Records from a data collection
◇ ◇ ◇

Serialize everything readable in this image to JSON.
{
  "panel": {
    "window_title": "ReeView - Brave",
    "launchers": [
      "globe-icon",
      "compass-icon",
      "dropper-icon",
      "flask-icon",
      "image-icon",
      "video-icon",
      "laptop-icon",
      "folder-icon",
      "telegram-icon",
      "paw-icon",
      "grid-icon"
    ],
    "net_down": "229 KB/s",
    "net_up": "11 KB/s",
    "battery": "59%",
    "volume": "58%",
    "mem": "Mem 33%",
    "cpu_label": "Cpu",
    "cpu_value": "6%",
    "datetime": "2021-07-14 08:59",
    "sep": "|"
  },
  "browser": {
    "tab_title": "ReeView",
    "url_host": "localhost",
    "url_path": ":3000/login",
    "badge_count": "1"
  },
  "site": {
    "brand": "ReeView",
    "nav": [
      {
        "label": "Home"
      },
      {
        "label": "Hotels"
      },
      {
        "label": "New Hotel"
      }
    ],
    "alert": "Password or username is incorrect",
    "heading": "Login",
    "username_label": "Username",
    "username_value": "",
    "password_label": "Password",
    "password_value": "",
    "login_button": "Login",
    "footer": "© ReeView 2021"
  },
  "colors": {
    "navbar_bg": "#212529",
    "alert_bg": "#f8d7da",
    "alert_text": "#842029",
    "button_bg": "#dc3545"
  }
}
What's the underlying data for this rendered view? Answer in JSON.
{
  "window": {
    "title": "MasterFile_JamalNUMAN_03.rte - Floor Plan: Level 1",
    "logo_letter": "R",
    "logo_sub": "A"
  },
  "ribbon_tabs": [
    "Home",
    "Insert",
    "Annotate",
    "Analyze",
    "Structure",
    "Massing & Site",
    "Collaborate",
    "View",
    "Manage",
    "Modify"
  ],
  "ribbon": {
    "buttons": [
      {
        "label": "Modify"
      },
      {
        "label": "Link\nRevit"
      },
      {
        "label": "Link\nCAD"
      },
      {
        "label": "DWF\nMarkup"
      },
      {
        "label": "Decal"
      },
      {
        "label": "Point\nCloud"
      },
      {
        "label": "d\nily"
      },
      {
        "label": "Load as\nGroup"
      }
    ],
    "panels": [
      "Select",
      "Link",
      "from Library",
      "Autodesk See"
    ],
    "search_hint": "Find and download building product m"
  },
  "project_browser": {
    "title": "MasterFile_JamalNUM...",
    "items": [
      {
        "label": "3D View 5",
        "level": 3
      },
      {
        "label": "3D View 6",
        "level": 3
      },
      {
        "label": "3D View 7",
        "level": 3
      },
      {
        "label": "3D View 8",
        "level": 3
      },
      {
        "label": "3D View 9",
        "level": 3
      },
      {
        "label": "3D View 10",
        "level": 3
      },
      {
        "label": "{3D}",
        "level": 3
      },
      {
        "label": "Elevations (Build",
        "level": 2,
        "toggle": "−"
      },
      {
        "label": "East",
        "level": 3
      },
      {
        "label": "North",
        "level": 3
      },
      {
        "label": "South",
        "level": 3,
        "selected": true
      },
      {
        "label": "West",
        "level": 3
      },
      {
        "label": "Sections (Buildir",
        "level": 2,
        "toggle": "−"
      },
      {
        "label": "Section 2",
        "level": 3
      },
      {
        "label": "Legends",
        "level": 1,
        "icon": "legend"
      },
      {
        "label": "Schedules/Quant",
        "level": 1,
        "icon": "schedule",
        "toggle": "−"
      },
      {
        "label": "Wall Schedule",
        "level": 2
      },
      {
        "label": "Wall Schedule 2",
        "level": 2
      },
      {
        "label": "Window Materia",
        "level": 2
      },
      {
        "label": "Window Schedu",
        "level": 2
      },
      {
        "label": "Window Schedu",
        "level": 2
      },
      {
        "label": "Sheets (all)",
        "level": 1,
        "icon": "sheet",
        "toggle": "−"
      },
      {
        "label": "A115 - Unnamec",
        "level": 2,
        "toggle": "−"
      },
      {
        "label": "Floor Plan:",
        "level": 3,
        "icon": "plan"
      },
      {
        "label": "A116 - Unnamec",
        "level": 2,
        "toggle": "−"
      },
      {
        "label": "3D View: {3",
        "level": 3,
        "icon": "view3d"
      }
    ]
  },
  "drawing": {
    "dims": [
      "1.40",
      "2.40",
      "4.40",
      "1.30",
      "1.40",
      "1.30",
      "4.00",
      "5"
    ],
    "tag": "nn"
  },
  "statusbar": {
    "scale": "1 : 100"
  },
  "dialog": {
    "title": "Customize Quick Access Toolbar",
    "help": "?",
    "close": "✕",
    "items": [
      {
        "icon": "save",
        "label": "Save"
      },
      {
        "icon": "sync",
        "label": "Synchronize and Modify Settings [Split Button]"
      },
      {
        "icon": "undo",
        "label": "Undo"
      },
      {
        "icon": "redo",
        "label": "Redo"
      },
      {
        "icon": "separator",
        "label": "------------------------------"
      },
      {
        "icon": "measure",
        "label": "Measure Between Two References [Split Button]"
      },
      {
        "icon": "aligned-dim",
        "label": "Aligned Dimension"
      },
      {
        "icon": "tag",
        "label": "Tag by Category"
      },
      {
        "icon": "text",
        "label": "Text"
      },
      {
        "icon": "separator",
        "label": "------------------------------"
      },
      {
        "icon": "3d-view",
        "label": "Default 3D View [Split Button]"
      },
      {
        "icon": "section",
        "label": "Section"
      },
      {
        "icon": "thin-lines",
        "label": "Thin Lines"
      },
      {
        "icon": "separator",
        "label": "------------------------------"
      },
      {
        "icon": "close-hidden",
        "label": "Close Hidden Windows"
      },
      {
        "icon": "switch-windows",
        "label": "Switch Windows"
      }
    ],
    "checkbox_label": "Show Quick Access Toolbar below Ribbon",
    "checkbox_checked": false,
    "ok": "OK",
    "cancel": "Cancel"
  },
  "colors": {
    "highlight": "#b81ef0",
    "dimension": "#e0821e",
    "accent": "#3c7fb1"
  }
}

◇ ◇ ◇

§ **Exercise details**
Repeat all of the records above exactly as they appear.

§ **Exercise result**
Serialize everything readable in this image to JSON.
{
  "panel": {
    "window_title": "ReeView - Brave",
    "launchers": [
      "globe-icon",
      "compass-icon",
      "dropper-icon",
      "flask-icon",
      "image-icon",
      "video-icon",
      "laptop-icon",
      "folder-icon",
      "telegram-icon",
      "paw-icon",
      "grid-icon"
    ],
    "net_down": "229 KB/s",
    "net_up": "11 KB/s",
    "battery": "59%",
    "volume": "58%",
    "mem": "Mem 33%",
    "cpu_label": "Cpu",
    "cpu_value": "6%",
    "datetime": "2021-07-14 08:59",
    "sep": "|"
  },
  "browser": {
    "tab_title": "ReeView",
    "url_host": "localhost",
    "url_path": ":3000/login",
    "badge_count": "1"
  },
  "site": {
    "brand": "ReeView",
    "nav": [
      {
        "label": "Home"
      },
      {
        "label": "Hotels"
      },
      {
        "label": "New Hotel"
      }
    ],
    "alert": "Password or username is incorrect",
    "heading": "Login",
    "username_label": "Username",
    "username_value": "",
    "password_label": "Password",
    "password_value": "",
    "login_button": "Login",
    "footer": "© ReeView 2021"
  },
  "colors": {
    "navbar_bg": "#212529",
    "alert_bg": "#f8d7da",
    "alert_text": "#842029",
    "button_bg": "#dc3545"
  }
}
What's the underlying data for this rendered view? Answer in JSON.
{
  "window": {
    "title": "MasterFile_JamalNUMAN_03.rte - Floor Plan: Level 1",
    "logo_letter": "R",
    "logo_sub": "A"
  },
  "ribbon_tabs": [
    "Home",
    "Insert",
    "Annotate",
    "Analyze",
    "Structure",
    "Massing & Site",
    "Collaborate",
    "View",
    "Manage",
    "Modify"
  ],
  "ribbon": {
    "buttons": [
      {
        "label": "Modify"
      },
      {
        "label": "Link\nRevit"
      },
      {
        "label": "Link\nCAD"
      },
      {
        "label": "DWF\nMarkup"
      },
      {
        "label": "Decal"
      },
      {
        "label": "Point\nCloud"
      },
      {
        "label": "d\nily"
      },
      {
        "label": "Load as\nGroup"
      }
    ],
    "panels": [
      "Select",
      "Link",
      "from Library",
      "Autodesk See"
    ],
    "search_hint": "Find and download building product m"
  },
  "project_browser": {
    "title": "MasterFile_JamalNUM...",
    "items": [
      {
        "label": "3D View 5",
        "level": 3
      },
      {
        "label": "3D View 6",
        "level": 3
      },
      {
        "label": "3D View 7",
        "level": 3
      },
      {
        "label": "3D View 8",
        "level": 3
      },
      {
        "label": "3D View 9",
        "level": 3
      },
      {
        "label": "3D View 10",
        "level": 3
      },
      {
        "label": "{3D}",
        "level": 3
      },
      {
        "label": "Elevations (Build",
        "level": 2,
        "toggle": "−"
      },
      {
        "label": "East",
        "level": 3
      },
      {
        "label": "North",
        "level": 3
      },
      {
        "label": "South",
        "level": 3,
        "selected": true
      },
      {
        "label": "West",
        "level": 3
      },
      {
        "label": "Sections (Buildir",
        "level": 2,
        "toggle": "−"
      },
      {
        "label": "Section 2",
        "level": 3
      },
      {
        "label": "Legends",
        "level": 1,
        "icon": "legend"
      },
      {
        "label": "Schedules/Quant",
        "level": 1,
        "icon": "schedule",
        "toggle": "−"
      },
      {
        "label": "Wall Schedule",
        "level": 2
      },
      {
        "label": "Wall Schedule 2",
        "level": 2
      },
      {
        "label": "Window Materia",
        "level": 2
      },
      {
        "label": "Window Schedu",
        "level": 2
      },
      {
        "label": "Window Schedu",
        "level": 2
      },
      {
        "label": "Sheets (all)",
        "level": 1,
        "icon": "sheet",
        "toggle": "−"
      },
      {
        "label": "A115 - Unnamec",
        "level": 2,
        "toggle": "−"
      },
      {
        "label": "Floor Plan:",
        "level": 3,
        "icon": "plan"
      },
      {
        "label": "A116 - Unnamec",
        "level": 2,
        "toggle": "−"
      },
      {
        "label": "3D View: {3",
        "level": 3,
        "icon": "view3d"
      }
    ]
  },
  "drawing": {
    "dims": [
      "1.40",
      "2.40",
      "4.40",
      "1.30",
      "1.40",
      "1.30",
      "4.00",
      "5"
    ],
    "tag": "nn"
  },
  "statusbar": {
    "scale": "1 : 100"
  },
  "dialog": {
    "title": "Customize Quick Access Toolbar",
    "help": "?",
    "close": "✕",
    "items": [
      {
        "icon": "save",
        "label": "Save"
      },
      {
        "icon": "sync",
        "label": "Synchronize and Modify Settings [Split Button]"
      },
      {
        "icon": "undo",
        "label": "Undo"
      },
      {
        "icon": "redo",
        "label": "Redo"
      },
      {
        "icon": "separator",
        "label": "------------------------------"
      },
      {
        "icon": "measure",
        "label": "Measure Between Two References [Split Button]"
      },
      {
        "icon": "aligned-dim",
        "label": "Aligned Dimension"
      },
      {
        "icon": "tag",
        "label": "Tag by Category"
      },
      {
        "icon": "text",
        "label": "Text"
      },
      {
        "icon": "separator",
        "label": "------------------------------"
      },
      {
        "icon": "3d-view",
        "label": "Default 3D View [Split Button]"
      },
      {
        "icon": "section",
        "label": "Section"
      },
      {
        "icon": "thin-lines",
        "label": "Thin Lines"
      },
      {
        "icon": "separator",
        "label": "------------------------------"
      },
      {
        "icon": "close-hidden",
        "label": "Close Hidden Windows"
      },
      {
        "icon": "switch-windows",
        "label": "Switch Windows"
      }
    ],
    "checkbox_label": "Show Quick Access Toolbar below Ribbon",
    "checkbox_checked": false,
    "ok": "OK",
    "cancel": "Cancel"
  },
  "colors": {
    "highlight": "#b81ef0",
    "dimension": "#e0821e",
    "accent": "#3c7fb1"
  }
}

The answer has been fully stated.